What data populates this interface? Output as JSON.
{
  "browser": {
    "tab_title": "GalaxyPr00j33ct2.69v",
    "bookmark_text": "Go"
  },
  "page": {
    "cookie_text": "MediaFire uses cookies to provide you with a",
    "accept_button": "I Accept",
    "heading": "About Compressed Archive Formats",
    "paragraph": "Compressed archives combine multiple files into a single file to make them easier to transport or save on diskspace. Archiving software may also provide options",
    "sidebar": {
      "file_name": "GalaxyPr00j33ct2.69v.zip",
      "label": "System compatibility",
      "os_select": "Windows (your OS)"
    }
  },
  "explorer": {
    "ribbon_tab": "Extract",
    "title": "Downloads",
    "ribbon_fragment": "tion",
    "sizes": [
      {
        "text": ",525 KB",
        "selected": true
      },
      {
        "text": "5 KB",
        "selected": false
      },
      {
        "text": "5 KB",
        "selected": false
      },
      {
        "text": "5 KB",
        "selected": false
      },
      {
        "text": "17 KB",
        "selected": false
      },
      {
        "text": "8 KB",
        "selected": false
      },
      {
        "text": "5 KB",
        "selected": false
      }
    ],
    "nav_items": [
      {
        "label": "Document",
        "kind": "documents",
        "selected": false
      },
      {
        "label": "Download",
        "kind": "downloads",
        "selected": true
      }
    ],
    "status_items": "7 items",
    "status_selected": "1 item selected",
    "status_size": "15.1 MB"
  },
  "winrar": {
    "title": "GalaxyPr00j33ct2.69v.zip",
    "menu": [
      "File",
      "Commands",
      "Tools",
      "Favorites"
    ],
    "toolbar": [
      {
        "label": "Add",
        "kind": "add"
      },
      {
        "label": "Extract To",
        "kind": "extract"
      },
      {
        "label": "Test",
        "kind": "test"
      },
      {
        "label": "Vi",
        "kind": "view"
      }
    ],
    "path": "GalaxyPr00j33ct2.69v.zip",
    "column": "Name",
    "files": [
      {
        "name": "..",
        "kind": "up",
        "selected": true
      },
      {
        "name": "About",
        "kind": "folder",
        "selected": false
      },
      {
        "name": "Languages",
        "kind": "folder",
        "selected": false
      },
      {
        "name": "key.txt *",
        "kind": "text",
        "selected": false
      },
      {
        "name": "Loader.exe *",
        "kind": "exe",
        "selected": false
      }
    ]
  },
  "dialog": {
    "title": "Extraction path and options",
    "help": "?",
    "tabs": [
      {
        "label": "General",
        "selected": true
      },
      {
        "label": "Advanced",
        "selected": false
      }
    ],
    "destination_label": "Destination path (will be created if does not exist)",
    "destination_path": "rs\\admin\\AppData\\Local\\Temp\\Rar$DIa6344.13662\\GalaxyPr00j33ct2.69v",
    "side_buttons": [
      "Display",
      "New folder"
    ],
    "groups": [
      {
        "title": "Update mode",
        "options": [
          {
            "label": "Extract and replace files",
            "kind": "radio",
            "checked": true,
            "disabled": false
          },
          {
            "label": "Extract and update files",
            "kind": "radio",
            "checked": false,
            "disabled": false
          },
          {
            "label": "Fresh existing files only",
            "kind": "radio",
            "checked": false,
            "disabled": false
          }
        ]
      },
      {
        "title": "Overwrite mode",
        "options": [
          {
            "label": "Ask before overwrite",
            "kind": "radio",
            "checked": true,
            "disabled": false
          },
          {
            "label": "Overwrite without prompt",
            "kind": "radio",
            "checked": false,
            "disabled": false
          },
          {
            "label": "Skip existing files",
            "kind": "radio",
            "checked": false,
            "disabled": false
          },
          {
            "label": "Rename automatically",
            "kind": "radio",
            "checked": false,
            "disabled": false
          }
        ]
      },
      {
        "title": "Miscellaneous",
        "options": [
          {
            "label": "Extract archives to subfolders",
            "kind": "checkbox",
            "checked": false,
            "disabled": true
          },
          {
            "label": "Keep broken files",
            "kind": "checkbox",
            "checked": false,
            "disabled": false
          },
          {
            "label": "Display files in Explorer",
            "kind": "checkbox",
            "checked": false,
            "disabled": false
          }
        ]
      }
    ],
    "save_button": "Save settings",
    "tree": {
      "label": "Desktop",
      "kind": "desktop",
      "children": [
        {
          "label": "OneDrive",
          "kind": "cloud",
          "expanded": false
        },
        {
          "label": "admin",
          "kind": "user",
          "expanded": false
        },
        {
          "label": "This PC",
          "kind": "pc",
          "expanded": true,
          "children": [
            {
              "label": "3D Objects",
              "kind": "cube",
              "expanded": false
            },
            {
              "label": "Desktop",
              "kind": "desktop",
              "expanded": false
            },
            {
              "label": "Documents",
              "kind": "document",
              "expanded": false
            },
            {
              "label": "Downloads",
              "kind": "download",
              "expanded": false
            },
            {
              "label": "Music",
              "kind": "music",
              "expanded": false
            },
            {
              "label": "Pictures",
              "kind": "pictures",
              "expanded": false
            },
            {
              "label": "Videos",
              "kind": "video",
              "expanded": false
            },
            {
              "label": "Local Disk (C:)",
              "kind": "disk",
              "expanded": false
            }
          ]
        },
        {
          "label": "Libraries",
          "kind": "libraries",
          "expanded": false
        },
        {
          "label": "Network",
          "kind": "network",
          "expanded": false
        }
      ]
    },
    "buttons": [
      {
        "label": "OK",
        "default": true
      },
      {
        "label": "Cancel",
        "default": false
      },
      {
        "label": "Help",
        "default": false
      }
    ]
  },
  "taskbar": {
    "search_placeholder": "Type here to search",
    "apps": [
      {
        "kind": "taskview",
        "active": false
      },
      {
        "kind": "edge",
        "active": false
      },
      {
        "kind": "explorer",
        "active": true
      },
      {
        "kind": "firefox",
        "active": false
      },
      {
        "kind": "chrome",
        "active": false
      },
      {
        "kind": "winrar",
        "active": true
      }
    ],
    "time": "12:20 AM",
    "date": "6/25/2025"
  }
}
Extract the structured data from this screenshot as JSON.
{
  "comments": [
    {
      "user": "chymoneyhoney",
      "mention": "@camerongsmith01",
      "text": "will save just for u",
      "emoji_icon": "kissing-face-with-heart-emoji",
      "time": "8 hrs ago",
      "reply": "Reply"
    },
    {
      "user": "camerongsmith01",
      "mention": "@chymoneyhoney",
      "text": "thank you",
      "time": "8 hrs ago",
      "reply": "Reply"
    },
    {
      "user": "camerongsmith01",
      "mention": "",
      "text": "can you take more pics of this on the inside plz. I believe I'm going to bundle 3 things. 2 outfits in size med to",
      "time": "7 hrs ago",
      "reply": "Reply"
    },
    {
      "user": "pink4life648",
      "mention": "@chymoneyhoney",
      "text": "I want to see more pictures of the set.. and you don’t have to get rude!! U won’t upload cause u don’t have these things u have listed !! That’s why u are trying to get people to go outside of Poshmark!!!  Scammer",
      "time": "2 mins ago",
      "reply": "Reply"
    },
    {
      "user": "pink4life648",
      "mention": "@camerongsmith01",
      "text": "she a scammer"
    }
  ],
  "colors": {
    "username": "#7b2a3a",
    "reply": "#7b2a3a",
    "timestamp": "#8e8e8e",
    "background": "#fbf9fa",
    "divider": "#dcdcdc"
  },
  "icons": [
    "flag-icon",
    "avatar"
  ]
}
══════════════════════════════
Problem details – Without changing a word, restate the whole listing.

Completed task –
What data populates this interface? Output as JSON.
{
  "browser": {
    "tab_title": "GalaxyPr00j33ct2.69v",
    "bookmark_text": "Go"
  },
  "page": {
    "cookie_text": "MediaFire uses cookies to provide you with a",
    "accept_button": "I Accept",
    "heading": "About Compressed Archive Formats",
    "paragraph": "Compressed archives combine multiple files into a single file to make them easier to transport or save on diskspace. Archiving software may also provide options",
    "sidebar": {
      "file_name": "GalaxyPr00j33ct2.69v.zip",
      "label": "System compatibility",
      "os_select": "Windows (your OS)"
    }
  },
  "explorer": {
    "ribbon_tab": "Extract",
    "title": "Downloads",
    "ribbon_fragment": "tion",
    "sizes": [
      {
        "text": ",525 KB",
        "selected": true
      },
      {
        "text": "5 KB",
        "selected": false
      },
      {
        "text": "5 KB",
        "selected": false
      },
      {
        "text": "5 KB",
        "selected": false
      },
      {
        "text": "17 KB",
        "selected": false
      },
      {
        "text": "8 KB",
        "selected": false
      },
      {
        "text": "5 KB",
        "selected": false
      }
    ],
    "nav_items": [
      {
        "label": "Document",
        "kind": "documents",
        "selected": false
      },
      {
        "label": "Download",
        "kind": "downloads",
        "selected": true
      }
    ],
    "status_items": "7 items",
    "status_selected": "1 item selected",
    "status_size": "15.1 MB"
  },
  "winrar": {
    "title": "GalaxyPr00j33ct2.69v.zip",
    "menu": [
      "File",
      "Commands",
      "Tools",
      "Favorites"
    ],
    "toolbar": [
      {
        "label": "Add",
        "kind": "add"
      },
      {
        "label": "Extract To",
        "kind": "extract"
      },
      {
        "label": "Test",
        "kind": "test"
      },
      {
        "label": "Vi",
        "kind": "view"
      }
    ],
    "path": "GalaxyPr00j33ct2.69v.zip",
    "column": "Name",
    "files": [
      {
        "name": "..",
        "kind": "up",
        "selected": true
      },
      {
        "name": "About",
        "kind": "folder",
        "selected": false
      },
      {
        "name": "Languages",
        "kind": "folder",
        "selected": false
      },
      {
        "name": "key.txt *",
        "kind": "text",
        "selected": false
      },
      {
        "name": "Loader.exe *",
        "kind": "exe",
        "selected": false
      }
    ]
  },
  "dialog": {
    "title": "Extraction path and options",
    "help": "?",
    "tabs": [
      {
        "label": "General",
        "selected": true
      },
      {
        "label": "Advanced",
        "selected": false
      }
    ],
    "destination_label": "Destination path (will be created if does not exist)",
    "destination_path": "rs\\admin\\AppData\\Local\\Temp\\Rar$DIa6344.13662\\GalaxyPr00j33ct2.69v",
    "side_buttons": [
      "Display",
      "New folder"
    ],
    "groups": [
      {
        "title": "Update mode",
        "options": [
          {
            "label": "Extract and replace files",
            "kind": "radio",
            "checked": true,
            "disabled": false
          },
          {
            "label": "Extract and update files",
            "kind": "radio",
            "checked": false,
            "disabled": false
          },
          {
            "label": "Fresh existing files only",
            "kind": "radio",
            "checked": false,
            "disabled": false
          }
        ]
      },
      {
        "title": "Overwrite mode",
        "options": [
          {
            "label": "Ask before overwrite",
            "kind": "radio",
            "checked": true,
            "disabled": false
          },
          {
            "label": "Overwrite without prompt",
            "kind": "radio",
            "checked": false,
            "disabled": false
          },
          {
            "label": "Skip existing files",
            "kind": "radio",
            "checked": false,
            "disabled": false
          },
          {
            "label": "Rename automatically",
            "kind": "radio",
            "checked": false,
            "disabled": false
          }
        ]
      },
      {
        "title": "Miscellaneous",
        "options": [
          {
            "label": "Extract archives to subfolders",
            "kind": "checkbox",
            "checked": false,
            "disabled": true
          },
          {
            "label": "Keep broken files",
            "kind": "checkbox",
            "checked": false,
            "disabled": false
          },
          {
            "label": "Display files in Explorer",
            "kind": "checkbox",
            "checked": false,
            "disabled": false
          }
        ]
      }
    ],
    "save_button": "Save settings",
    "tree": {
      "label": "Desktop",
      "kind": "desktop",
      "children": [
        {
          "label": "OneDrive",
          "kind": "cloud",
          "expanded": false
        },
        {
          "label": "admin",
          "kind": "user",
          "expanded": false
        },
        {
          "label": "This PC",
          "kind": "pc",
          "expanded": true,
          "children": [
            {
              "label": "3D Objects",
              "kind": "cube",
              "expanded": false
            },
            {
              "label": "Desktop",
              "kind": "desktop",
              "expanded": false
            },
            {
              "label": "Documents",
              "kind": "document",
              "expanded": false
            },
            {
              "label": "Downloads",
              "kind": "download",
              "expanded": false
            },
            {
              "label": "Music",
              "kind": "music",
              "expanded": false
            },
            {
              "label": "Pictures",
              "kind": "pictures",
              "expanded": false
            },
            {
              "label": "Videos",
              "kind": "video",
              "expanded": false
            },
            {
              "label": "Local Disk (C:)",
              "kind": "disk",
              "expanded": false
            }
          ]
        },
        {
          "label": "Libraries",
          "kind": "libraries",
          "expanded": false
        },
        {
          "label": "Network",
          "kind": "network",
          "expanded": false
        }
      ]
    },
    "buttons": [
      {
        "label": "OK",
        "default": true
      },
      {
        "label": "Cancel",
        "default": false
      },
      {
        "label": "Help",
        "default": false
      }
    ]
  },
  "taskbar": {
    "search_placeholder": "Type here to search",
    "apps": [
      {
        "kind": "taskview",
        "active": false
      },
      {
        "kind": "edge",
        "active": false
      },
      {
        "kind": "explorer",
        "active": true
      },
      {
        "kind": "firefox",
        "active": false
      },
      {
        "kind": "chrome",
        "active": false
      },
      {
        "kind": "winrar",
        "active": true
      }
    ],
    "time": "12:20 AM",
    "date": "6/25/2025"
  }
}
Extract the structured data from this screenshot as JSON.
{
  "comments": [
    {
      "user": "chymoneyhoney",
      "mention": "@camerongsmith01",
      "text": "will save just for u",
      "emoji_icon": "kissing-face-with-heart-emoji",
      "time": "8 hrs ago",
      "reply": "Reply"
    },
    {
      "user": "camerongsmith01",
      "mention": "@chymoneyhoney",
      "text": "thank you",
      "time": "8 hrs ago",
      "reply": "Reply"
    },
    {
      "user": "camerongsmith01",
      "mention": "",
      "text": "can you take more pics of this on the inside plz. I believe I'm going to bundle 3 things. 2 outfits in size med to",
      "time": "7 hrs ago",
      "reply": "Reply"
    },
    {
      "user": "pink4life648",
      "mention": "@chymoneyhoney",
      "text": "I want to see more pictures of the set.. and you don’t have to get rude!! U won’t upload cause u don’t have these things u have listed !! That’s why u are trying to get people to go outside of Poshmark!!!  Scammer",
      "time": "2 mins ago",
      "reply": "Reply"
    },
    {
      "user": "pink4life648",
      "mention": "@camerongsmith01",
      "text": "she a scammer"
    }
  ],
  "colors": {
    "username": "#7b2a3a",
    "reply": "#7b2a3a",
    "timestamp": "#8e8e8e",
    "background": "#fbf9fa",
    "divider": "#dcdcdc"
  },
  "icons": [
    "flag-icon",
    "avatar"
  ]
}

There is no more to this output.